### PROBLEM REQUIREMENTS
Below are the records; copy each line in them that holds the word "脈動周波数".
━━ TASK MATERIAL ━━
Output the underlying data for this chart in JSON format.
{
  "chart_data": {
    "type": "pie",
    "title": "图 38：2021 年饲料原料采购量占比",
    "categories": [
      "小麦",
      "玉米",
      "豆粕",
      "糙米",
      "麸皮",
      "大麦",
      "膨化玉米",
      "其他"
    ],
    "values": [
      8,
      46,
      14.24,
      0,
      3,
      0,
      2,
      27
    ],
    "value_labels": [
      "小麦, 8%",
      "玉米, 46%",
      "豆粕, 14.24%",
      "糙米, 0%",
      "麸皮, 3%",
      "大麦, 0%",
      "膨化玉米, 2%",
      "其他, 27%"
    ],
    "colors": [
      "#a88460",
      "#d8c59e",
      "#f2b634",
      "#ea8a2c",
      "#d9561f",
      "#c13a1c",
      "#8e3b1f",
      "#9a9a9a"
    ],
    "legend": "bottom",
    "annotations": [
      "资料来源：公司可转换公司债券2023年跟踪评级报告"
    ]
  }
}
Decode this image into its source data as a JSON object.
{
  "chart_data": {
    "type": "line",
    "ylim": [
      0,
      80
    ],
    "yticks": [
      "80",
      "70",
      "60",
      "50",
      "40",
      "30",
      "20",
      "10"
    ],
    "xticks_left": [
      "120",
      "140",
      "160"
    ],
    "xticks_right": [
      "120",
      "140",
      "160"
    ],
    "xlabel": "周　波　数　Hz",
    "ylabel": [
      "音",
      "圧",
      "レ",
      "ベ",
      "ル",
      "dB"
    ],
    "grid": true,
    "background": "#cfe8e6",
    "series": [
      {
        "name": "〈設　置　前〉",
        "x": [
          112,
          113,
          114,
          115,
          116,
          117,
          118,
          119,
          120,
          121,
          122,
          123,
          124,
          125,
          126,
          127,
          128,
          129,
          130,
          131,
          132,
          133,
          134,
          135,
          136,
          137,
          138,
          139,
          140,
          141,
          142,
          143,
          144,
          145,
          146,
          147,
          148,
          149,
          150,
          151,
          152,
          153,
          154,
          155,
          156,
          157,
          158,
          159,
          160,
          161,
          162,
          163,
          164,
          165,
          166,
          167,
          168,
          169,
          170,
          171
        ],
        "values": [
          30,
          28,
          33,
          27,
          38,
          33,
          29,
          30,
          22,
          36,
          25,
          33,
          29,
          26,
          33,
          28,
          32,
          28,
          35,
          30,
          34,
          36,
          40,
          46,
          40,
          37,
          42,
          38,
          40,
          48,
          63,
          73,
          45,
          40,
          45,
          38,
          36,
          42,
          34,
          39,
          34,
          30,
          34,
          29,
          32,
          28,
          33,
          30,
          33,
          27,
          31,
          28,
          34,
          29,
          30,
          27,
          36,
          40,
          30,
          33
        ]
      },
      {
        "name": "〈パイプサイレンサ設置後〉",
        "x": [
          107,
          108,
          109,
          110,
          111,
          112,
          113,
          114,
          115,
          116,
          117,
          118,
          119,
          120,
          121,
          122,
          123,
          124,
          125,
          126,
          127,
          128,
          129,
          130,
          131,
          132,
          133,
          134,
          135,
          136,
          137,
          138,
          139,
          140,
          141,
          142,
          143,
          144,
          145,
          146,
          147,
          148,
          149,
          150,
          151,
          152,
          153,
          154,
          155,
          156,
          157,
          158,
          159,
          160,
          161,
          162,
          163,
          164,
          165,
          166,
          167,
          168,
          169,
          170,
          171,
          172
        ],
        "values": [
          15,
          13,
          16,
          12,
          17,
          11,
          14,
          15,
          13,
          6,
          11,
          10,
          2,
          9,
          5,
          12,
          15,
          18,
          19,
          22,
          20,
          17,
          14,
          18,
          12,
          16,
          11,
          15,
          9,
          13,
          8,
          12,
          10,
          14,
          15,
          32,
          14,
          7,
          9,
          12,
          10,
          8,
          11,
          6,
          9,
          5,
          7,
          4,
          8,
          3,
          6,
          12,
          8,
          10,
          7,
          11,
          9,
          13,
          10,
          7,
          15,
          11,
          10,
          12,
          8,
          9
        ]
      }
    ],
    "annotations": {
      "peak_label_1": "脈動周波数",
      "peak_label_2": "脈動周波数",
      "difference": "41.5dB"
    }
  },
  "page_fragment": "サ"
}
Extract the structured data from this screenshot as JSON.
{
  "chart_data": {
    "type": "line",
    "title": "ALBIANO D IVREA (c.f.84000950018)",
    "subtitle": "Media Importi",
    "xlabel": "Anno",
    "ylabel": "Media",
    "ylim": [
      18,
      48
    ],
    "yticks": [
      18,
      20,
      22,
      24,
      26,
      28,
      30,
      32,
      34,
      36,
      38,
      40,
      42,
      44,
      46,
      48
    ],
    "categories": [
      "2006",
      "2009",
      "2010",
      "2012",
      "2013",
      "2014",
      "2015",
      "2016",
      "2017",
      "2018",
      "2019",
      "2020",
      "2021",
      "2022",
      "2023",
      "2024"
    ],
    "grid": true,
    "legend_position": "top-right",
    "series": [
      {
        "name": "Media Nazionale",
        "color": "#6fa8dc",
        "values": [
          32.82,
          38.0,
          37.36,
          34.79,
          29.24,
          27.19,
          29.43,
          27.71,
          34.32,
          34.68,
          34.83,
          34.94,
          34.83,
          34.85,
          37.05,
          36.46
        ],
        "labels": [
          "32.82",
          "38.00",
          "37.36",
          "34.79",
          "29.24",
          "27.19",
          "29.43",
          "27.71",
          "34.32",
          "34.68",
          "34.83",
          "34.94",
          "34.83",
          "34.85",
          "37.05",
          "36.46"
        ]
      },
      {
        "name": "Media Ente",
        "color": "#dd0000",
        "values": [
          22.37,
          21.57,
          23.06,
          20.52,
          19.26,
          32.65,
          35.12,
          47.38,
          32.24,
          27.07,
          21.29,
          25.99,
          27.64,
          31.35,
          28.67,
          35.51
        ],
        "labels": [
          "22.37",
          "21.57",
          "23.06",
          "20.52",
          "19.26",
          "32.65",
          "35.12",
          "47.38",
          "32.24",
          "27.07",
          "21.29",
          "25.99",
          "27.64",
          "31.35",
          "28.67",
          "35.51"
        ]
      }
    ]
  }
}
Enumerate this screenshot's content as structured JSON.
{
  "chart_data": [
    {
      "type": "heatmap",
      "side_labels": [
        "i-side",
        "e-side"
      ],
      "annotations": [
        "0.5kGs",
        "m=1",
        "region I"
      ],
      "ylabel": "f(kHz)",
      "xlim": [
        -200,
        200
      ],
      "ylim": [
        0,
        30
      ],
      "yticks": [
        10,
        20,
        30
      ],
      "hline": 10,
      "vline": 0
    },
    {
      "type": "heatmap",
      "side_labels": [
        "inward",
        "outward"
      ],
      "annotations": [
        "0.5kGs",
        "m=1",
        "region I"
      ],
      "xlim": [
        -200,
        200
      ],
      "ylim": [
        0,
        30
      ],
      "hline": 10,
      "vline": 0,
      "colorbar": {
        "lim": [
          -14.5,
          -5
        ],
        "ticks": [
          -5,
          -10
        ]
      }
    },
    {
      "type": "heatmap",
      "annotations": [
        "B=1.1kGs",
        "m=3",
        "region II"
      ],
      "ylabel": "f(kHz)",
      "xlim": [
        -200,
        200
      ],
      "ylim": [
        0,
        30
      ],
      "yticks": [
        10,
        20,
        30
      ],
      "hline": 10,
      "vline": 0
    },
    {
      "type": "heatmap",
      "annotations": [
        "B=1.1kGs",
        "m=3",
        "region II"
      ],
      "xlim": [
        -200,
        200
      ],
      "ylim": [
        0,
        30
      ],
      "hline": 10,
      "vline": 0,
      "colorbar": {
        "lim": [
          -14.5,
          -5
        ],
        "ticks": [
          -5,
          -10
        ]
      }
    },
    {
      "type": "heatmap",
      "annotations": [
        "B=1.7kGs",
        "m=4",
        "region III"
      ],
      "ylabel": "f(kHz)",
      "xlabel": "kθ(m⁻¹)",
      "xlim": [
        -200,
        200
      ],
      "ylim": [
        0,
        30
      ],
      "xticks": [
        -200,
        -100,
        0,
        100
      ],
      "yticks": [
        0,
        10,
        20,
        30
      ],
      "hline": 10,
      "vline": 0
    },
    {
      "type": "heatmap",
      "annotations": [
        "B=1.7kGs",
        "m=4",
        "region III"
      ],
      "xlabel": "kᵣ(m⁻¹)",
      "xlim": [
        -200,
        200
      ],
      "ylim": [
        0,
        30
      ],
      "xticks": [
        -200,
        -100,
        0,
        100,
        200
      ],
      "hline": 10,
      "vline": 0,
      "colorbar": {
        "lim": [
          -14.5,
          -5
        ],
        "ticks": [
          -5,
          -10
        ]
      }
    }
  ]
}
━━━
### CORRECT RESULT
      "peak_label_1": "脈動周波数",
      "peak_label_2": "脈動周波数",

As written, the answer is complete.